> **GOAL**
Each line that includes "output" counts once; give the total and nothing besides.

<<<<

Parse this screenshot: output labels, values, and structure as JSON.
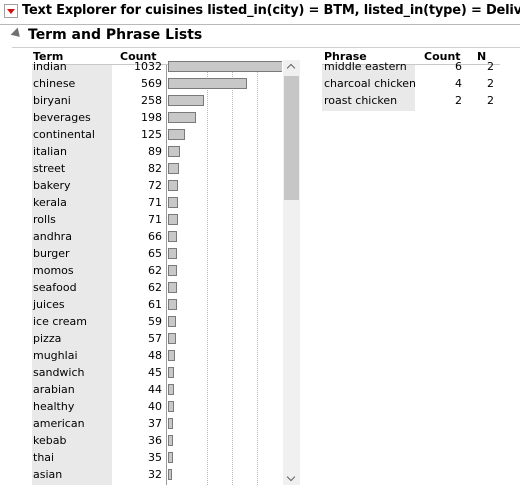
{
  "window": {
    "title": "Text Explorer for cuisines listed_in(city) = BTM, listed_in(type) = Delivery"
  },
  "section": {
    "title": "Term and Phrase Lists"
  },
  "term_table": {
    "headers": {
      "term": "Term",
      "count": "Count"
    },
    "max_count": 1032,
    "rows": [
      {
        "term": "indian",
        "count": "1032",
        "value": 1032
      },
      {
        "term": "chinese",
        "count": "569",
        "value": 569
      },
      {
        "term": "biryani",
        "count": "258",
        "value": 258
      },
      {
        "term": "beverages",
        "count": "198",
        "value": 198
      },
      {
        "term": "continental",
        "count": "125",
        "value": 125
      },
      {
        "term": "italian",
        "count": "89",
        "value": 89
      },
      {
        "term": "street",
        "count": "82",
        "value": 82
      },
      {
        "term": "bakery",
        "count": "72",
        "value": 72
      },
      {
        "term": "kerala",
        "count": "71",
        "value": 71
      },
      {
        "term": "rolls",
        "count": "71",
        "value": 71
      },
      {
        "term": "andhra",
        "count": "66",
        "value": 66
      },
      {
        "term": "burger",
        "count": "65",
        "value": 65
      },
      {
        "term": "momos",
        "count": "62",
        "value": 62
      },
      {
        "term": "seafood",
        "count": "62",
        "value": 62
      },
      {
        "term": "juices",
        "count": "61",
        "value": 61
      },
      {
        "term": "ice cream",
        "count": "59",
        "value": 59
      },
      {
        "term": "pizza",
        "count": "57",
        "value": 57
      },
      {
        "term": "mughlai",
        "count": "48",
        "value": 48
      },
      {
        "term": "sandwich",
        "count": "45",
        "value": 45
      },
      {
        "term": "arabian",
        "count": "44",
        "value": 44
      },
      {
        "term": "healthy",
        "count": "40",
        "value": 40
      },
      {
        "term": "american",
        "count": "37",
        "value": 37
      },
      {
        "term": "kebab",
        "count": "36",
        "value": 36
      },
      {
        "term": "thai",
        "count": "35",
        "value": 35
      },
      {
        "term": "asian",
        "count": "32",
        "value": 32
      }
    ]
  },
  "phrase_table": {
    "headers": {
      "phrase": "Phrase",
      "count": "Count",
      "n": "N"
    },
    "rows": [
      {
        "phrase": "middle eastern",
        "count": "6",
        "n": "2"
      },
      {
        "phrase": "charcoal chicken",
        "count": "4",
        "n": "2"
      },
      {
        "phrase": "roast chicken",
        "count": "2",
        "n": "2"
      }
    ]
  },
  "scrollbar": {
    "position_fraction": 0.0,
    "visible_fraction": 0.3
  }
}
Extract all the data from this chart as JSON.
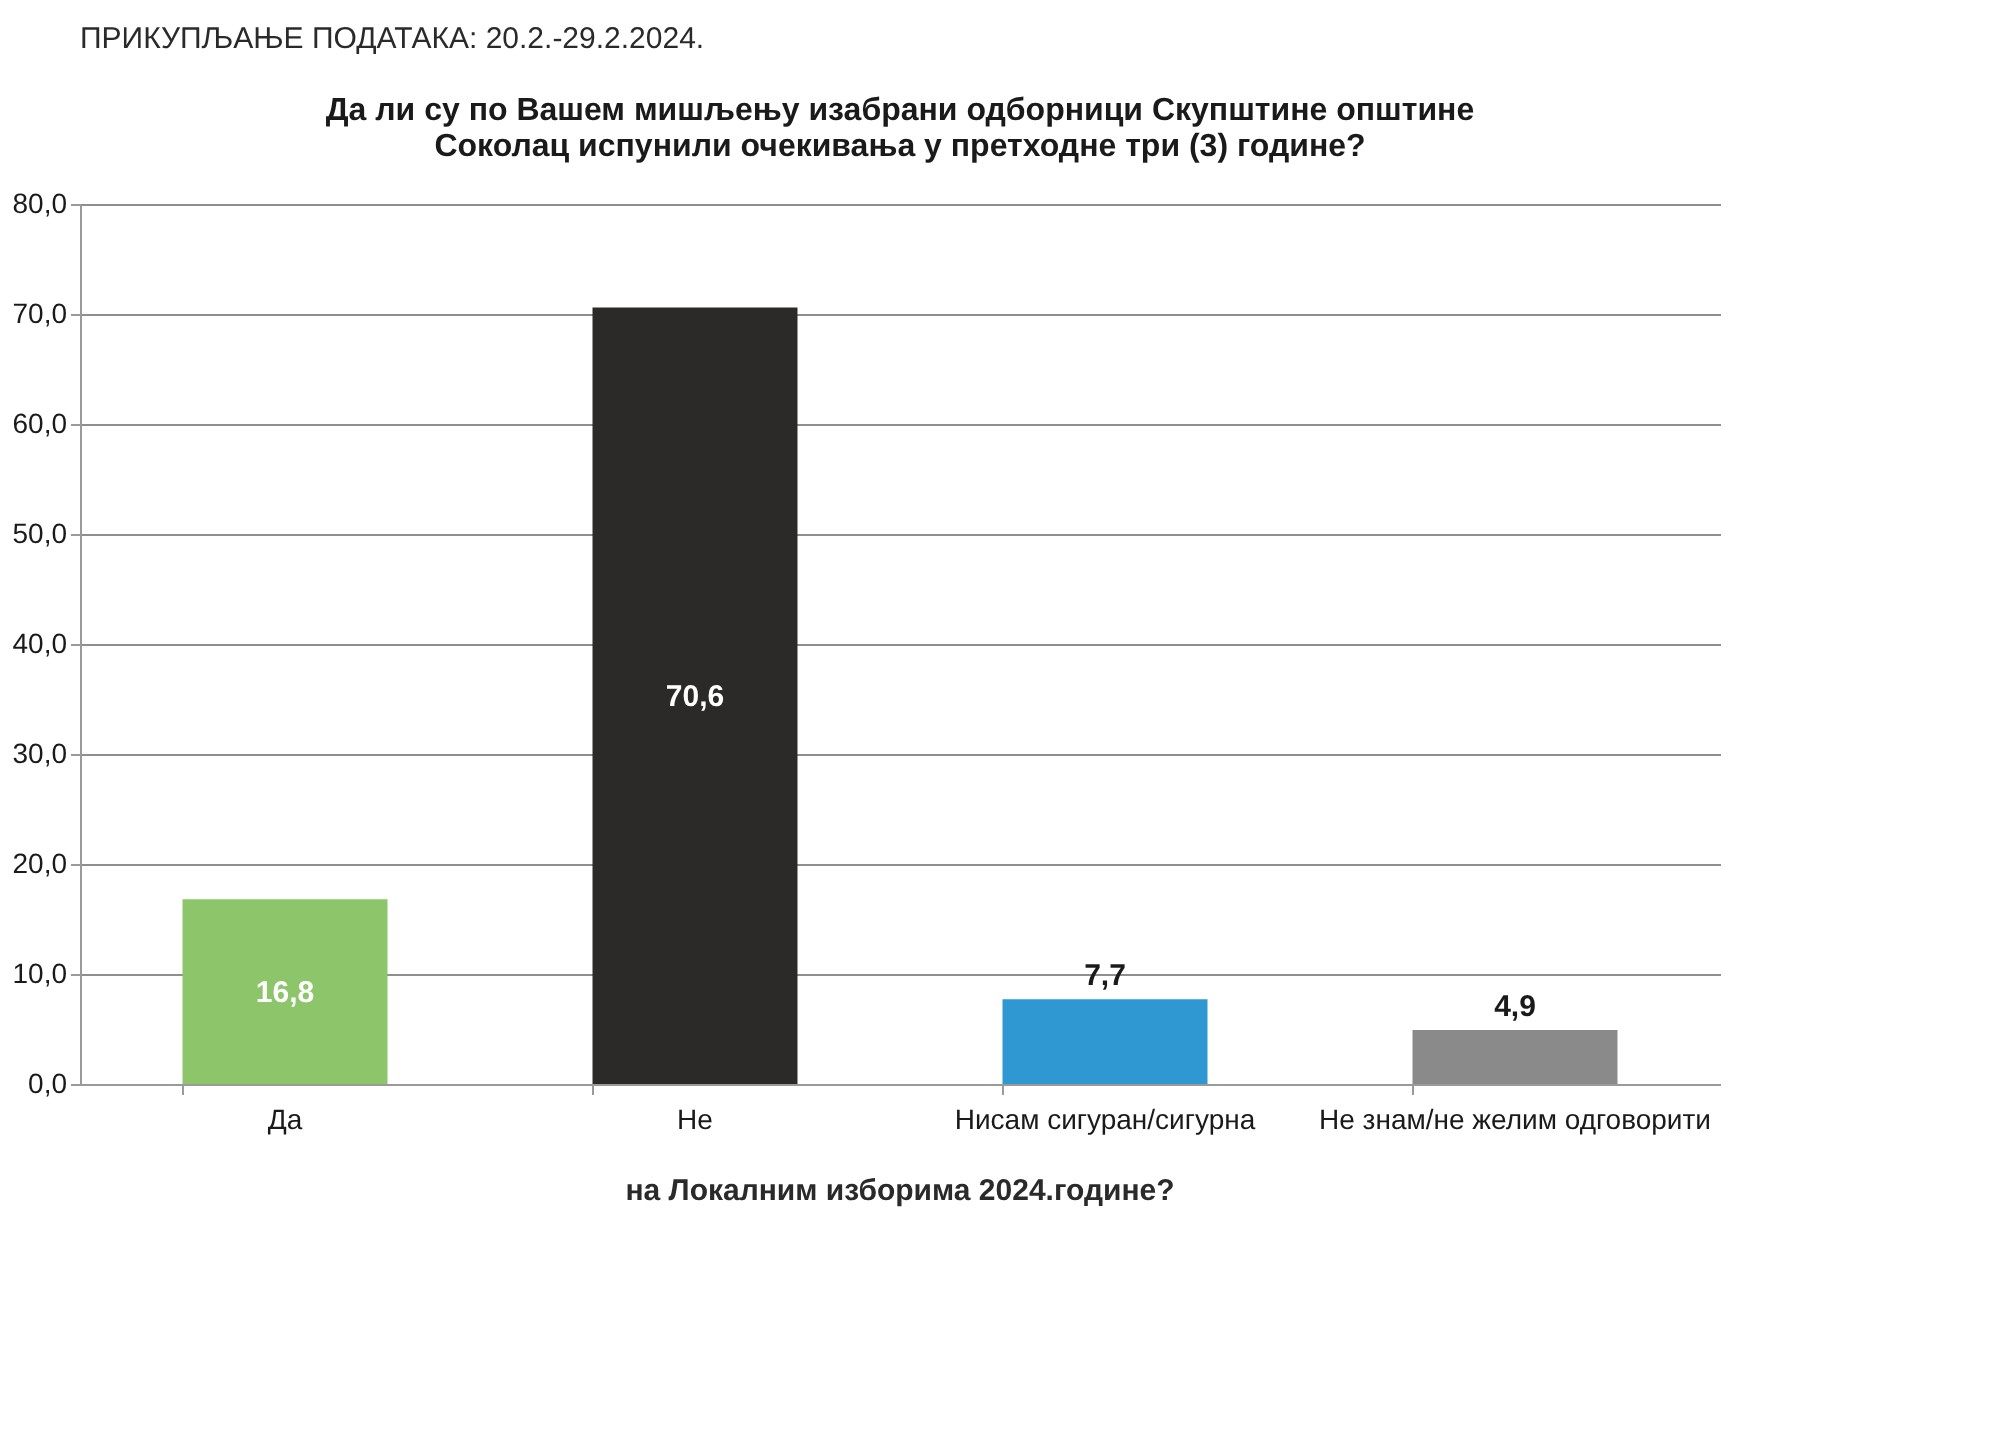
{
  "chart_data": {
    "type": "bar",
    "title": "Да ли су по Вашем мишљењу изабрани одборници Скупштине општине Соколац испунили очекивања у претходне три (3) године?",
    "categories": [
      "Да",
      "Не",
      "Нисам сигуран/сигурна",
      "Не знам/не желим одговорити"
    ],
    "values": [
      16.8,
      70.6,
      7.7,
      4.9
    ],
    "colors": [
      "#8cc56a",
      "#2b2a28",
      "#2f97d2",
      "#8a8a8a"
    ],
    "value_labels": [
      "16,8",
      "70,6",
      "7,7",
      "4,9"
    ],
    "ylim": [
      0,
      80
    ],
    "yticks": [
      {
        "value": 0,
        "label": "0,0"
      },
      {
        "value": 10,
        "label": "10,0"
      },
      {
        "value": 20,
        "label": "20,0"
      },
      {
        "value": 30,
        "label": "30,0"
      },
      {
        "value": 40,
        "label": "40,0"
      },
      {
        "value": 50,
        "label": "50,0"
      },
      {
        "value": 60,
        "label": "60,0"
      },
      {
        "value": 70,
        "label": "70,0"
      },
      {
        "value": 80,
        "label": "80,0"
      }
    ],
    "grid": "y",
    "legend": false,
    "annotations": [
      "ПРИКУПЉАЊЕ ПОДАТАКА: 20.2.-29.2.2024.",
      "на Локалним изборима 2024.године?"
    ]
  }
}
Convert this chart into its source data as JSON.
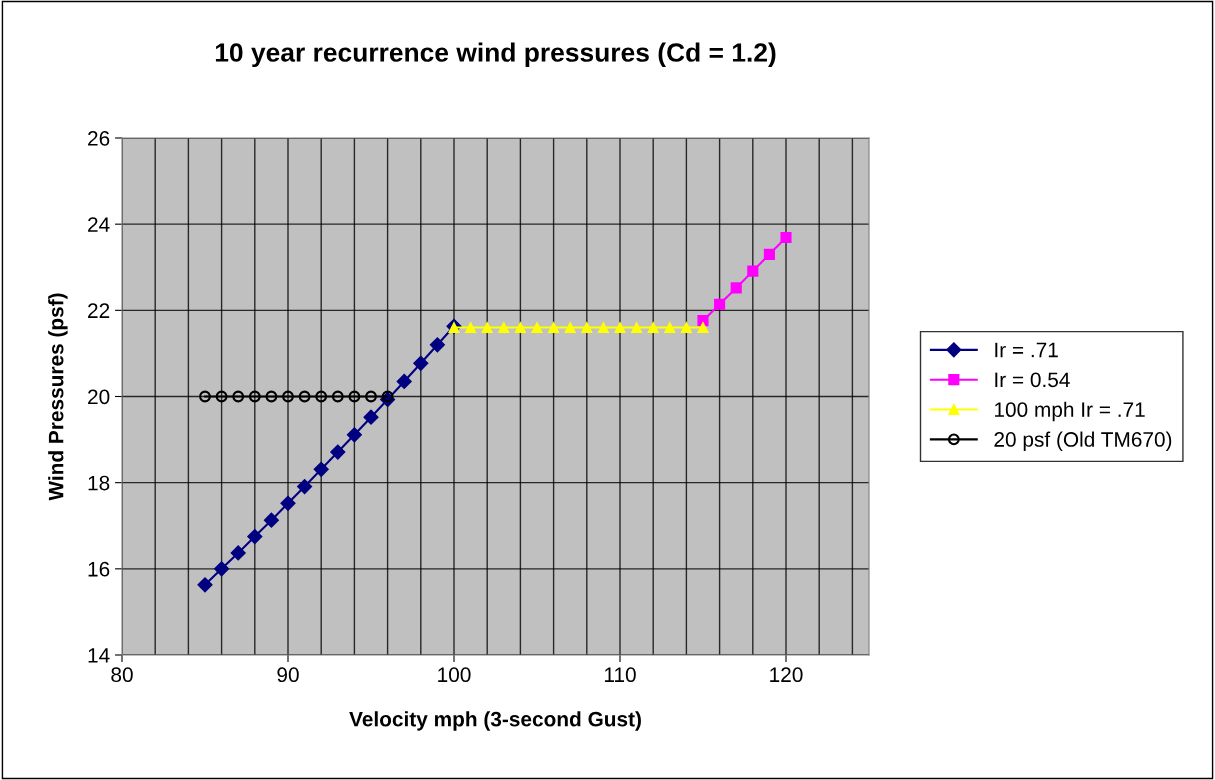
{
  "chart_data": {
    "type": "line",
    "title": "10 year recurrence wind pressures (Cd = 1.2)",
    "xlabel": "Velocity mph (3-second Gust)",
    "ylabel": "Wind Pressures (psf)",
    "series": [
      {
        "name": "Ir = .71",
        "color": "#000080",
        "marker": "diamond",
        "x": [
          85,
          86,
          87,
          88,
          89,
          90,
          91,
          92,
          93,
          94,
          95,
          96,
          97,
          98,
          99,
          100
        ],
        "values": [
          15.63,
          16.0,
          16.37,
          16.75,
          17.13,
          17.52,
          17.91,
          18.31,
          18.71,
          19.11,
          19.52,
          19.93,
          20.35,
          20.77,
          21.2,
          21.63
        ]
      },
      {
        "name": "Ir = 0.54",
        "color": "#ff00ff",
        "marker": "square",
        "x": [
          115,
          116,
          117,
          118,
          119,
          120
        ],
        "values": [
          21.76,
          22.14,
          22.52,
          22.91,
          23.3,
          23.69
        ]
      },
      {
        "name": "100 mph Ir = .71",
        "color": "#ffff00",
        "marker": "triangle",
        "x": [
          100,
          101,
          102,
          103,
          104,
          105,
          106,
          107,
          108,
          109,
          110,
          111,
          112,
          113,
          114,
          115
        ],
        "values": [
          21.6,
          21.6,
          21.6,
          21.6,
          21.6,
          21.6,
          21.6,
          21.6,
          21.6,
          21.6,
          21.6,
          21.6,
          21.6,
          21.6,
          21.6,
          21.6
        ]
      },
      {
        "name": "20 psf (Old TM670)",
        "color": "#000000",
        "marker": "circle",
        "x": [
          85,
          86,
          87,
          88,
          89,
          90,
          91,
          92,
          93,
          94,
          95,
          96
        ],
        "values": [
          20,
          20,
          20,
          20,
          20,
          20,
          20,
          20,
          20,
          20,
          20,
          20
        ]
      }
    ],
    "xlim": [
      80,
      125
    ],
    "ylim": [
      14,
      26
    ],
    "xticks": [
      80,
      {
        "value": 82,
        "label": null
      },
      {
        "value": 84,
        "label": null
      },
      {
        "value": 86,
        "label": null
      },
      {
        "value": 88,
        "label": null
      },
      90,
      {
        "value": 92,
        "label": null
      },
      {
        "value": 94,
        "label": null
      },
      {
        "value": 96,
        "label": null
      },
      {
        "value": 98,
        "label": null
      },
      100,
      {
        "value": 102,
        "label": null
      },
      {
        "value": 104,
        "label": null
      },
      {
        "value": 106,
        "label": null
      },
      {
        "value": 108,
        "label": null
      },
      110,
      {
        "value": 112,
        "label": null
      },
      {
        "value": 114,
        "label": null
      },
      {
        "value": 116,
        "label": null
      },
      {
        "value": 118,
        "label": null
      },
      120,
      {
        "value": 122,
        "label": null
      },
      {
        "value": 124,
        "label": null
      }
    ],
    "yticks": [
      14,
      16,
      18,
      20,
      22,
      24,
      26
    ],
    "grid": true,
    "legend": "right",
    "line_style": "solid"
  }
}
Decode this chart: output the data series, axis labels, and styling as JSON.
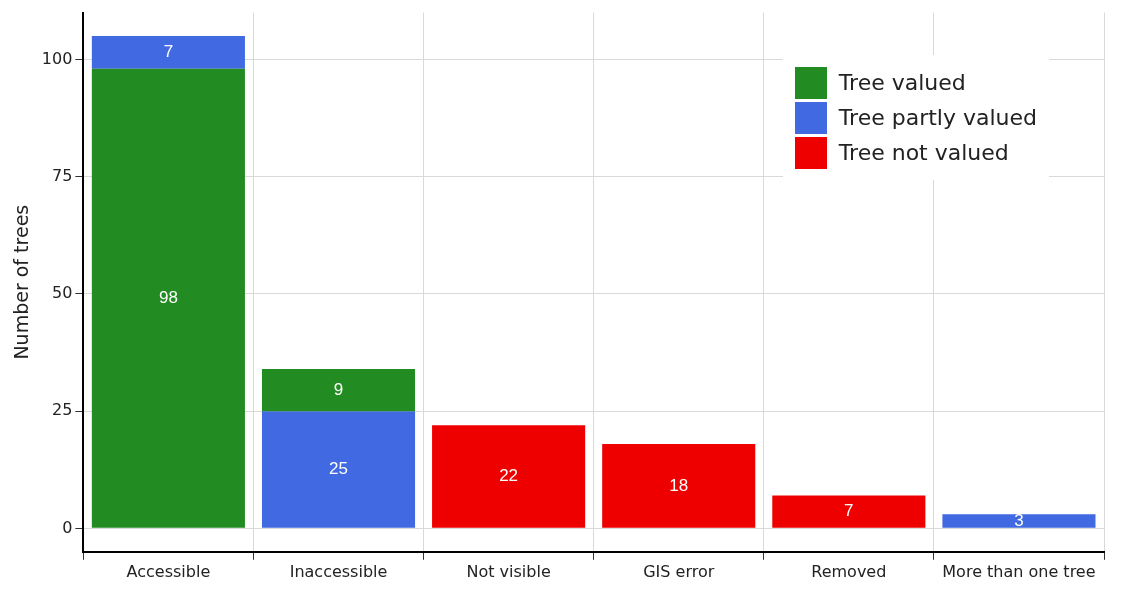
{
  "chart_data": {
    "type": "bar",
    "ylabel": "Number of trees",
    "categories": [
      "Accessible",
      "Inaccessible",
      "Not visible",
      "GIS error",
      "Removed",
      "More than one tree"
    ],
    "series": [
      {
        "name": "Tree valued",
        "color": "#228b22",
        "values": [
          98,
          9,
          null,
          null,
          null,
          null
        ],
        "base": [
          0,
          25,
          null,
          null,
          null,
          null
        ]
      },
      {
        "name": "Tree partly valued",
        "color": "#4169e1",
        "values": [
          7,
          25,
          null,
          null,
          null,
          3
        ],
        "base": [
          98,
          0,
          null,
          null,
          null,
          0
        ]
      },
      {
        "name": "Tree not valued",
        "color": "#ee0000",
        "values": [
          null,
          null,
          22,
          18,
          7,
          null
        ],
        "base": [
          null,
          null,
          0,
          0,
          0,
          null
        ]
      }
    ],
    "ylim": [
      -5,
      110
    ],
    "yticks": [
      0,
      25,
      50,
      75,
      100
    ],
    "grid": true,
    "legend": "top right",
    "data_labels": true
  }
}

>>>>

> **IN RESPONSE**
2